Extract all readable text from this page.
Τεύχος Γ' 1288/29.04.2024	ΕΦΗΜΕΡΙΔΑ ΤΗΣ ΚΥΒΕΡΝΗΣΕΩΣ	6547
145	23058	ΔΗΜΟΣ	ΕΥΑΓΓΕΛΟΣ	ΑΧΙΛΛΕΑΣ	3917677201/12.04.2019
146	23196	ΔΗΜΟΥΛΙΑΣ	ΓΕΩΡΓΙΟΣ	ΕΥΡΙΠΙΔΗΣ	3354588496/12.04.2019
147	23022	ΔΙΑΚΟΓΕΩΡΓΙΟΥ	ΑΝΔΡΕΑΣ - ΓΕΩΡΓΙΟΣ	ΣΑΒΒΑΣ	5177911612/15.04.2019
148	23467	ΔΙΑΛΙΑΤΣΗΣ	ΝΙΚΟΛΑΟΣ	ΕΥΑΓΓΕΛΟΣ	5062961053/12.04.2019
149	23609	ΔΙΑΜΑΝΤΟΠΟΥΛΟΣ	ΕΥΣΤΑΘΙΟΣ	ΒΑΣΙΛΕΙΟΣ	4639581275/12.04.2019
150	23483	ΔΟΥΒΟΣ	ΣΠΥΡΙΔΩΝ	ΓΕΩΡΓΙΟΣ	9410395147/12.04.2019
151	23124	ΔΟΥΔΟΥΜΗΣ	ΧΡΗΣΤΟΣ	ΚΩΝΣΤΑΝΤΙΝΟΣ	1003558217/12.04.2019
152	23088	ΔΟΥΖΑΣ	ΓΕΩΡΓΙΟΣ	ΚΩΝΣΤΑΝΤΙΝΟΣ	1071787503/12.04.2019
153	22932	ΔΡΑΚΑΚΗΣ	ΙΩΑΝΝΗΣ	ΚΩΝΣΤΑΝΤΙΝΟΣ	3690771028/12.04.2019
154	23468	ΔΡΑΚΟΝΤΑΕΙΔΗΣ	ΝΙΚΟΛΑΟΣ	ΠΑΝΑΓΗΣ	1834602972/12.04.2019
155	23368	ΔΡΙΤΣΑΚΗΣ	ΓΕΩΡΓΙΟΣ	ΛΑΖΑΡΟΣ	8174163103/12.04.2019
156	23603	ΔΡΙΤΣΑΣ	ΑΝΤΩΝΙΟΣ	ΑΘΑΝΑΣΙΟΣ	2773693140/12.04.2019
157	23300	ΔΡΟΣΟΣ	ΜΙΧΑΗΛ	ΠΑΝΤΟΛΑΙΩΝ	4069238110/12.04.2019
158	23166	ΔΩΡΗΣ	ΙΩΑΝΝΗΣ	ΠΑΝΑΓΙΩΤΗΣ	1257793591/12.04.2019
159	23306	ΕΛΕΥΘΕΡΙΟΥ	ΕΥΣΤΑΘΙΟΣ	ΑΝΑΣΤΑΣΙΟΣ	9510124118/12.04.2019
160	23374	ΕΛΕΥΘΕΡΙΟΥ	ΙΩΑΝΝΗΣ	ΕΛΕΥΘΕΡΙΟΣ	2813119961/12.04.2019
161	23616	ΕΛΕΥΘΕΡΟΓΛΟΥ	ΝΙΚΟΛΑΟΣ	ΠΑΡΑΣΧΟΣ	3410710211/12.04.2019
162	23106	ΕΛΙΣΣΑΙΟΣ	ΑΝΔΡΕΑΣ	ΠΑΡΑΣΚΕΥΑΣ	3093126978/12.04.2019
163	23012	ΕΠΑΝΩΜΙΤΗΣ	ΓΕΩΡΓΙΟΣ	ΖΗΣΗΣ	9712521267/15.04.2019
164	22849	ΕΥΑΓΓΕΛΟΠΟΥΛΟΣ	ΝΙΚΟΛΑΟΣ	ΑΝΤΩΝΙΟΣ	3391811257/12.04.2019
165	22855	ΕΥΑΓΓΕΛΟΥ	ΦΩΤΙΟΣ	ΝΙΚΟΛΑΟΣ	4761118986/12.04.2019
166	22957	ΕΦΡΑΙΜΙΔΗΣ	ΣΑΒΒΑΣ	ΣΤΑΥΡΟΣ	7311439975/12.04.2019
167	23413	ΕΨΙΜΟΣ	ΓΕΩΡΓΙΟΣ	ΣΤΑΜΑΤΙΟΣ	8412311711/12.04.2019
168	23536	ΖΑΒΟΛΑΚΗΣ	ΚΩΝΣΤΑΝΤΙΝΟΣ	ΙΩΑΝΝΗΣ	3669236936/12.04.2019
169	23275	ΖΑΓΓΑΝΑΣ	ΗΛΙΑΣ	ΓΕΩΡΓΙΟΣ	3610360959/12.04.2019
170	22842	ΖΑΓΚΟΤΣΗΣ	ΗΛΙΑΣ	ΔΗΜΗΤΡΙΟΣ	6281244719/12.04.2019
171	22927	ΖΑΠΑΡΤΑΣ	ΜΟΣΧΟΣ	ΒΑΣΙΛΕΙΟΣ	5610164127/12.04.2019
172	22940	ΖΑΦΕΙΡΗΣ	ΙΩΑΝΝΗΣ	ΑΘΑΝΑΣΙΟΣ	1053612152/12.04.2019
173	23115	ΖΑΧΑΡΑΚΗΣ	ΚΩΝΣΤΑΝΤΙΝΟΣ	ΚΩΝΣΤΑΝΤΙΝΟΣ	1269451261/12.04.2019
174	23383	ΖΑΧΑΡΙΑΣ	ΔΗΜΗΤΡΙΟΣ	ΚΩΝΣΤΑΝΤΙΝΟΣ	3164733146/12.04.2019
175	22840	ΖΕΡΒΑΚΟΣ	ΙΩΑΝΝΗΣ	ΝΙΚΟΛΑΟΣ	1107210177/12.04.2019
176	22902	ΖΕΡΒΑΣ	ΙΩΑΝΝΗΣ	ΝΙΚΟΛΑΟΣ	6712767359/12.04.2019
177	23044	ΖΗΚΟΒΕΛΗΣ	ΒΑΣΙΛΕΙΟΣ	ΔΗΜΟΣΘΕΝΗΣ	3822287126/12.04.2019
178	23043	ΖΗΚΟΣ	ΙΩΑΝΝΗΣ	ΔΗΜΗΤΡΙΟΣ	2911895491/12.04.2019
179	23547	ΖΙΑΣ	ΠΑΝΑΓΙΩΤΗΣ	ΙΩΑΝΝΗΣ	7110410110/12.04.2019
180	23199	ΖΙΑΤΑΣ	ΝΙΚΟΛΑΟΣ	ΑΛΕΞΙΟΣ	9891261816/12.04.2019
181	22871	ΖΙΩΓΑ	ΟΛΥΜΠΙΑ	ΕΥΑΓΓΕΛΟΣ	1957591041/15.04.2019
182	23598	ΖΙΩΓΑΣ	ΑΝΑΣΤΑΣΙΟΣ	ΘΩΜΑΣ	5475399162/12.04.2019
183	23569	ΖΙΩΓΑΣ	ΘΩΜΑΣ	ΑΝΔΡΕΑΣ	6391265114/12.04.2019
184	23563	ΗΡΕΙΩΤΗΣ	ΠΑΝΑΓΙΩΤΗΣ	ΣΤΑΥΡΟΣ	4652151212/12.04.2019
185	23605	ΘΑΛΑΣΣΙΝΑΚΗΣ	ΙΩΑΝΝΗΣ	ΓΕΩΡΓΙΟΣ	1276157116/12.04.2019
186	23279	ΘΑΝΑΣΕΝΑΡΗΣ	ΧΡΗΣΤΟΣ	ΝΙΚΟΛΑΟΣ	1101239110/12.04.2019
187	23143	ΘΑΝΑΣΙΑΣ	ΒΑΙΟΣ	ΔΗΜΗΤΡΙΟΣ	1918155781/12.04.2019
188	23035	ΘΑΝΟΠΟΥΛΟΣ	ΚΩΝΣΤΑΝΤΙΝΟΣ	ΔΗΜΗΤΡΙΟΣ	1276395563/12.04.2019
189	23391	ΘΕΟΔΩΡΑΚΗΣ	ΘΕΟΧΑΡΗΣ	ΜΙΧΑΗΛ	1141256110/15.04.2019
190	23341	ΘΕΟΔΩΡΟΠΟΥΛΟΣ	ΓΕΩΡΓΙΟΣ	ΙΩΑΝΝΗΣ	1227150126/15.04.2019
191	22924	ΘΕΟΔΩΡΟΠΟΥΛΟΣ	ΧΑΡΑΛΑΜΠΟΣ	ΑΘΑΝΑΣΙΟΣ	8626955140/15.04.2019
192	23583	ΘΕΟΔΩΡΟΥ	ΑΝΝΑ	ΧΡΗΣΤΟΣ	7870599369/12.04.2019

What you need to do >> For each line above that contains the word "ΘΩΜΑΣ", copy that line.

Exercise output >>
182	23598	ΖΙΩΓΑΣ	ΑΝΑΣΤΑΣΙΟΣ	ΘΩΜΑΣ	5475399162/12.04.2019
183	23569	ΖΙΩΓΑΣ	ΘΩΜΑΣ	ΑΝΔΡΕΑΣ	6391265114/12.04.2019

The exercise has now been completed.